PROBLEM TO WORK ON:
All of the records below need to be copied exactly.

EXERCISE INPUTS:

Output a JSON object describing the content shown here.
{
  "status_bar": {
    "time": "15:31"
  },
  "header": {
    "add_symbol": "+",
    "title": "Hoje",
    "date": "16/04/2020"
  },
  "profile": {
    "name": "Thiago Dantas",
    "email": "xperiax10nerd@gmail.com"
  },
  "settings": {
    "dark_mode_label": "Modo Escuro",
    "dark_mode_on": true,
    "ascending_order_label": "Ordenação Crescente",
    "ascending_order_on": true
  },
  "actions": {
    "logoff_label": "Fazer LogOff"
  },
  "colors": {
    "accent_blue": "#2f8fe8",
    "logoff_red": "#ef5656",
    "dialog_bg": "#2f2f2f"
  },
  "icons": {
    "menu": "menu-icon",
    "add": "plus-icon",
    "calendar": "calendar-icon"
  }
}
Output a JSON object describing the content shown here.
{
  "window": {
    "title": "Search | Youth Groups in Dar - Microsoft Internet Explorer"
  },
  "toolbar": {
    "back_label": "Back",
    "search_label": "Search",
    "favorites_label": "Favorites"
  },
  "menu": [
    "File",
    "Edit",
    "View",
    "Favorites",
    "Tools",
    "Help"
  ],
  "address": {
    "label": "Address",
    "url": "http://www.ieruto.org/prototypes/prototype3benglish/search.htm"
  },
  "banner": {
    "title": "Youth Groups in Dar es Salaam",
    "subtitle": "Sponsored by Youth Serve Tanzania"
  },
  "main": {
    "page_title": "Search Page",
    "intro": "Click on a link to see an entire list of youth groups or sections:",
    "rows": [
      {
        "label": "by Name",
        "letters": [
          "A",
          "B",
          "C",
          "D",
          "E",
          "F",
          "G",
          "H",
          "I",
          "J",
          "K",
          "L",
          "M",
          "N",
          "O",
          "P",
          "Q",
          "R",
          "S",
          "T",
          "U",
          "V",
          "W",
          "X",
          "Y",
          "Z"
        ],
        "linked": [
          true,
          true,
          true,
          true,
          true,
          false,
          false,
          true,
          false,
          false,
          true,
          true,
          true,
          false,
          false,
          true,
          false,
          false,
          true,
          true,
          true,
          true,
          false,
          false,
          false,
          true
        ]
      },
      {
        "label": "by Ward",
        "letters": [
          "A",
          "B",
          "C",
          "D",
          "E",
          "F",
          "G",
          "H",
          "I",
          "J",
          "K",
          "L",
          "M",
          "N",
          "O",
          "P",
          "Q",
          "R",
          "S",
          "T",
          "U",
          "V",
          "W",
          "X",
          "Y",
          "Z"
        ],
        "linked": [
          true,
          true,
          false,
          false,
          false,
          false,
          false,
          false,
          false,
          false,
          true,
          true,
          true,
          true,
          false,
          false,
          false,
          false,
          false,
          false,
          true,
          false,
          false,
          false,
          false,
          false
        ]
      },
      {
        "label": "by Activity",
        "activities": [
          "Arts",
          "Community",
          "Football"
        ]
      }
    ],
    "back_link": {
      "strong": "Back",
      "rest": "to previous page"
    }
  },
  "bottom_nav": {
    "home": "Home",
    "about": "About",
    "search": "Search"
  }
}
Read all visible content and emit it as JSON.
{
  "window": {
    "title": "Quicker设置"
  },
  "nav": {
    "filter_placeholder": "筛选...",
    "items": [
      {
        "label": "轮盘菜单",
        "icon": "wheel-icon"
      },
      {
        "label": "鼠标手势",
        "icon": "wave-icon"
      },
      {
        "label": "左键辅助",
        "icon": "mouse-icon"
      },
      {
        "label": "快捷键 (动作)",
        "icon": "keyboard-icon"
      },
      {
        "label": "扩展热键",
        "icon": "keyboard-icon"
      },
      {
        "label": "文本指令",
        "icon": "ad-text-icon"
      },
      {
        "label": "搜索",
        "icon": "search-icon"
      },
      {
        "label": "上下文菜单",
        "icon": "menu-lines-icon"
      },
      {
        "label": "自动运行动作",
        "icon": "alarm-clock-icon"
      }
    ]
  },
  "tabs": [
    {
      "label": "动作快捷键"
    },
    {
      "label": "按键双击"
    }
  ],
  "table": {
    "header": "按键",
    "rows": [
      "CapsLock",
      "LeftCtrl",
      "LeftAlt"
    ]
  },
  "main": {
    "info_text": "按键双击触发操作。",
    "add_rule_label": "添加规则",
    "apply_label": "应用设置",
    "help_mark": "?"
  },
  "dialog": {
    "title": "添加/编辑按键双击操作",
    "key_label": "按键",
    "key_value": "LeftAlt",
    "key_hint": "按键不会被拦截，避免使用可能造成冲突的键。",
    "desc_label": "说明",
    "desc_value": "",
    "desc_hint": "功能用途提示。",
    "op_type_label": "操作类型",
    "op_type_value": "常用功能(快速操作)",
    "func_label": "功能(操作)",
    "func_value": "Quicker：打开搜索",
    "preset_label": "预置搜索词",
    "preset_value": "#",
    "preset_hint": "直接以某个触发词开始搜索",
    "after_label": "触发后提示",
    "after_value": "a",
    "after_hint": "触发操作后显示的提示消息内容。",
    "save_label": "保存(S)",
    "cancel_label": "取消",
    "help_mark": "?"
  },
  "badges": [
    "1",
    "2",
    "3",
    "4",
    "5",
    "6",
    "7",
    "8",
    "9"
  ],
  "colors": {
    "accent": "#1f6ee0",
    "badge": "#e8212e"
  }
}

TASK RESPONSE:
Output a JSON object describing the content shown here.
{
  "status_bar": {
    "time": "15:31"
  },
  "header": {
    "add_symbol": "+",
    "title": "Hoje",
    "date": "16/04/2020"
  },
  "profile": {
    "name": "Thiago Dantas",
    "email": "xperiax10nerd@gmail.com"
  },
  "settings": {
    "dark_mode_label": "Modo Escuro",
    "dark_mode_on": true,
    "ascending_order_label": "Ordenação Crescente",
    "ascending_order_on": true
  },
  "actions": {
    "logoff_label": "Fazer LogOff"
  },
  "colors": {
    "accent_blue": "#2f8fe8",
    "logoff_red": "#ef5656",
    "dialog_bg": "#2f2f2f"
  },
  "icons": {
    "menu": "menu-icon",
    "add": "plus-icon",
    "calendar": "calendar-icon"
  }
}
Output a JSON object describing the content shown here.
{
  "window": {
    "title": "Search | Youth Groups in Dar - Microsoft Internet Explorer"
  },
  "toolbar": {
    "back_label": "Back",
    "search_label": "Search",
    "favorites_label": "Favorites"
  },
  "menu": [
    "File",
    "Edit",
    "View",
    "Favorites",
    "Tools",
    "Help"
  ],
  "address": {
    "label": "Address",
    "url": "http://www.ieruto.org/prototypes/prototype3benglish/search.htm"
  },
  "banner": {
    "title": "Youth Groups in Dar es Salaam",
    "subtitle": "Sponsored by Youth Serve Tanzania"
  },
  "main": {
    "page_title": "Search Page",
    "intro": "Click on a link to see an entire list of youth groups or sections:",
    "rows": [
      {
        "label": "by Name",
        "letters": [
          "A",
          "B",
          "C",
          "D",
          "E",
          "F",
          "G",
          "H",
          "I",
          "J",
          "K",
          "L",
          "M",
          "N",
          "O",
          "P",
          "Q",
          "R",
          "S",
          "T",
          "U",
          "V",
          "W",
          "X",
          "Y",
          "Z"
        ],
        "linked": [
          true,
          true,
          true,
          true,
          true,
          false,
          false,
          true,
          false,
          false,
          true,
          true,
          true,
          false,
          false,
          true,
          false,
          false,
          true,
          true,
          true,
          true,
          false,
          false,
          false,
          true
        ]
      },
      {
        "label": "by Ward",
        "letters": [
          "A",
          "B",
          "C",
          "D",
          "E",
          "F",
          "G",
          "H",
          "I",
          "J",
          "K",
          "L",
          "M",
          "N",
          "O",
          "P",
          "Q",
          "R",
          "S",
          "T",
          "U",
          "V",
          "W",
          "X",
          "Y",
          "Z"
        ],
        "linked": [
          true,
          true,
          false,
          false,
          false,
          false,
          false,
          false,
          false,
          false,
          true,
          true,
          true,
          true,
          false,
          false,
          false,
          false,
          false,
          false,
          true,
          false,
          false,
          false,
          false,
          false
        ]
      },
      {
        "label": "by Activity",
        "activities": [
          "Arts",
          "Community",
          "Football"
        ]
      }
    ],
    "back_link": {
      "strong": "Back",
      "rest": "to previous page"
    }
  },
  "bottom_nav": {
    "home": "Home",
    "about": "About",
    "search": "Search"
  }
}
Read all visible content and emit it as JSON.
{
  "window": {
    "title": "Quicker设置"
  },
  "nav": {
    "filter_placeholder": "筛选...",
    "items": [
      {
        "label": "轮盘菜单",
        "icon": "wheel-icon"
      },
      {
        "label": "鼠标手势",
        "icon": "wave-icon"
      },
      {
        "label": "左键辅助",
        "icon": "mouse-icon"
      },
      {
        "label": "快捷键 (动作)",
        "icon": "keyboard-icon"
      },
      {
        "label": "扩展热键",
        "icon": "keyboard-icon"
      },
      {
        "label": "文本指令",
        "icon": "ad-text-icon"
      },
      {
        "label": "搜索",
        "icon": "search-icon"
      },
      {
        "label": "上下文菜单",
        "icon": "menu-lines-icon"
      },
      {
        "label": "自动运行动作",
        "icon": "alarm-clock-icon"
      }
    ]
  },
  "tabs": [
    {
      "label": "动作快捷键"
    },
    {
      "label": "按键双击"
    }
  ],
  "table": {
    "header": "按键",
    "rows": [
      "CapsLock",
      "LeftCtrl",
      "LeftAlt"
    ]
  },
  "main": {
    "info_text": "按键双击触发操作。",
    "add_rule_label": "添加规则",
    "apply_label": "应用设置",
    "help_mark": "?"
  },
  "dialog": {
    "title": "添加/编辑按键双击操作",
    "key_label": "按键",
    "key_value": "LeftAlt",
    "key_hint": "按键不会被拦截，避免使用可能造成冲突的键。",
    "desc_label": "说明",
    "desc_value": "",
    "desc_hint": "功能用途提示。",
    "op_type_label": "操作类型",
    "op_type_value": "常用功能(快速操作)",
    "func_label": "功能(操作)",
    "func_value": "Quicker：打开搜索",
    "preset_label": "预置搜索词",
    "preset_value": "#",
    "preset_hint": "直接以某个触发词开始搜索",
    "after_label": "触发后提示",
    "after_value": "a",
    "after_hint": "触发操作后显示的提示消息内容。",
    "save_label": "保存(S)",
    "cancel_label": "取消",
    "help_mark": "?"
  },
  "badges": [
    "1",
    "2",
    "3",
    "4",
    "5",
    "6",
    "7",
    "8",
    "9"
  ],
  "colors": {
    "accent": "#1f6ee0",
    "badge": "#e8212e"
  }
}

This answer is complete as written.